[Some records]
----------------------------------------
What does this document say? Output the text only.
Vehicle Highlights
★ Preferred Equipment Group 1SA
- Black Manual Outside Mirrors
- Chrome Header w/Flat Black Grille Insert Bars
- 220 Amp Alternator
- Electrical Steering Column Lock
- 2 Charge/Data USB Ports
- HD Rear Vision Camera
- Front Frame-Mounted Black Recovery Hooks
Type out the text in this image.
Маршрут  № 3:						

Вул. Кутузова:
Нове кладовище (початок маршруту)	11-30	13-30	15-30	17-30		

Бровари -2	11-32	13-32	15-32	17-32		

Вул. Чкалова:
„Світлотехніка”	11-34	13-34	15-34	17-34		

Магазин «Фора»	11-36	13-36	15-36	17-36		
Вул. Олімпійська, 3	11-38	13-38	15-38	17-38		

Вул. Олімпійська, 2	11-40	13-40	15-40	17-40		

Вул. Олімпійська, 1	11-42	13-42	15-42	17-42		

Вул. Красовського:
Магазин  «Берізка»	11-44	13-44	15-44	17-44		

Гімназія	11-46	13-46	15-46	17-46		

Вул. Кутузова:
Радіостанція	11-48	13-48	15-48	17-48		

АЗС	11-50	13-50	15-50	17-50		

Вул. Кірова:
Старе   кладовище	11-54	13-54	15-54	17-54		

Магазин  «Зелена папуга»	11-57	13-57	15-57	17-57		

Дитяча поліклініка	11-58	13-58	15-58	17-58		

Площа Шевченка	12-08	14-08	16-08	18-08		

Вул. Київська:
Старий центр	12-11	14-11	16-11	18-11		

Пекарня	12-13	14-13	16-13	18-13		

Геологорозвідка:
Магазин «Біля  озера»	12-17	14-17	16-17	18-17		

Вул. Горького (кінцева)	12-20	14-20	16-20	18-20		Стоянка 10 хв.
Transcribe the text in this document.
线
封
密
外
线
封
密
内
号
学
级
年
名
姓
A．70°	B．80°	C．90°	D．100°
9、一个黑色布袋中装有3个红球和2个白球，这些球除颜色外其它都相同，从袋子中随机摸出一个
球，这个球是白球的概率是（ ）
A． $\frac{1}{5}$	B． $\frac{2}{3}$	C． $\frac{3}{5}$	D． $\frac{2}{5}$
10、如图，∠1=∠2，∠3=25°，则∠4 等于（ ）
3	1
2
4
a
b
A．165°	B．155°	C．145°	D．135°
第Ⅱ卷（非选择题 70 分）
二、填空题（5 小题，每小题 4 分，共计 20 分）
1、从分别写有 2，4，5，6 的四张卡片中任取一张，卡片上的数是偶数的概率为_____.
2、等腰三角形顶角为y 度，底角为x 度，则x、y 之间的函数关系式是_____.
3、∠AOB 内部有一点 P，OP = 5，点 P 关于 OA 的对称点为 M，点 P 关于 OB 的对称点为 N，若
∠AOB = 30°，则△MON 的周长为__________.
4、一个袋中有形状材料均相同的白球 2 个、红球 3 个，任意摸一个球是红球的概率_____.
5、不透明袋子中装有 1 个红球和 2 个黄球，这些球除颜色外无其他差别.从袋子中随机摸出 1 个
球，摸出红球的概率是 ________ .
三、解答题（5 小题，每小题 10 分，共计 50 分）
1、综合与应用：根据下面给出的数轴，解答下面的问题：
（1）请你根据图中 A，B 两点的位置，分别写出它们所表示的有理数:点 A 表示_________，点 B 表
----------------------------------------
Work instructions.
Nothing but the lines from the line with "Type out the text in this image." to the last line of the listing above should appear; please retype them exactly, both ends included.

Exercise solution.
Type out the text in this image.
Маршрут  № 3:						

Вул. Кутузова:
Нове кладовище (початок маршруту)	11-30	13-30	15-30	17-30		

Бровари -2	11-32	13-32	15-32	17-32		

Вул. Чкалова:
„Світлотехніка”	11-34	13-34	15-34	17-34		

Магазин «Фора»	11-36	13-36	15-36	17-36		
Вул. Олімпійська, 3	11-38	13-38	15-38	17-38		

Вул. Олімпійська, 2	11-40	13-40	15-40	17-40		

Вул. Олімпійська, 1	11-42	13-42	15-42	17-42		

Вул. Красовського:
Магазин  «Берізка»	11-44	13-44	15-44	17-44		

Гімназія	11-46	13-46	15-46	17-46		

Вул. Кутузова:
Радіостанція	11-48	13-48	15-48	17-48		

АЗС	11-50	13-50	15-50	17-50		

Вул. Кірова:
Старе   кладовище	11-54	13-54	15-54	17-54		

Магазин  «Зелена папуга»	11-57	13-57	15-57	17-57		

Дитяча поліклініка	11-58	13-58	15-58	17-58		

Площа Шевченка	12-08	14-08	16-08	18-08		

Вул. Київська:
Старий центр	12-11	14-11	16-11	18-11		

Пекарня	12-13	14-13	16-13	18-13		

Геологорозвідка:
Магазин «Біля  озера»	12-17	14-17	16-17	18-17		

Вул. Горького (кінцева)	12-20	14-20	16-20	18-20		Стоянка 10 хв.
Transcribe the text in this document.
线
封
密
外
线
封
密
内
号
学
级
年
名
姓
A．70°	B．80°	C．90°	D．100°
9、一个黑色布袋中装有3个红球和2个白球，这些球除颜色外其它都相同，从袋子中随机摸出一个
球，这个球是白球的概率是（ ）
A． $\frac{1}{5}$	B． $\frac{2}{3}$	C． $\frac{3}{5}$	D． $\frac{2}{5}$
10、如图，∠1=∠2，∠3=25°，则∠4 等于（ ）
3	1
2
4
a
b
A．165°	B．155°	C．145°	D．135°
第Ⅱ卷（非选择题 70 分）
二、填空题（5 小题，每小题 4 分，共计 20 分）
1、从分别写有 2，4，5，6 的四张卡片中任取一张，卡片上的数是偶数的概率为_____.
2、等腰三角形顶角为y 度，底角为x 度，则x、y 之间的函数关系式是_____.
3、∠AOB 内部有一点 P，OP = 5，点 P 关于 OA 的对称点为 M，点 P 关于 OB 的对称点为 N，若
∠AOB = 30°，则△MON 的周长为__________.
4、一个袋中有形状材料均相同的白球 2 个、红球 3 个，任意摸一个球是红球的概率_____.
5、不透明袋子中装有 1 个红球和 2 个黄球，这些球除颜色外无其他差别.从袋子中随机摸出 1 个
球，摸出红球的概率是 ________ .
三、解答题（5 小题，每小题 10 分，共计 50 分）
1、综合与应用：根据下面给出的数轴，解答下面的问题：
（1）请你根据图中 A，B 两点的位置，分别写出它们所表示的有理数:点 A 表示_________，点 B 表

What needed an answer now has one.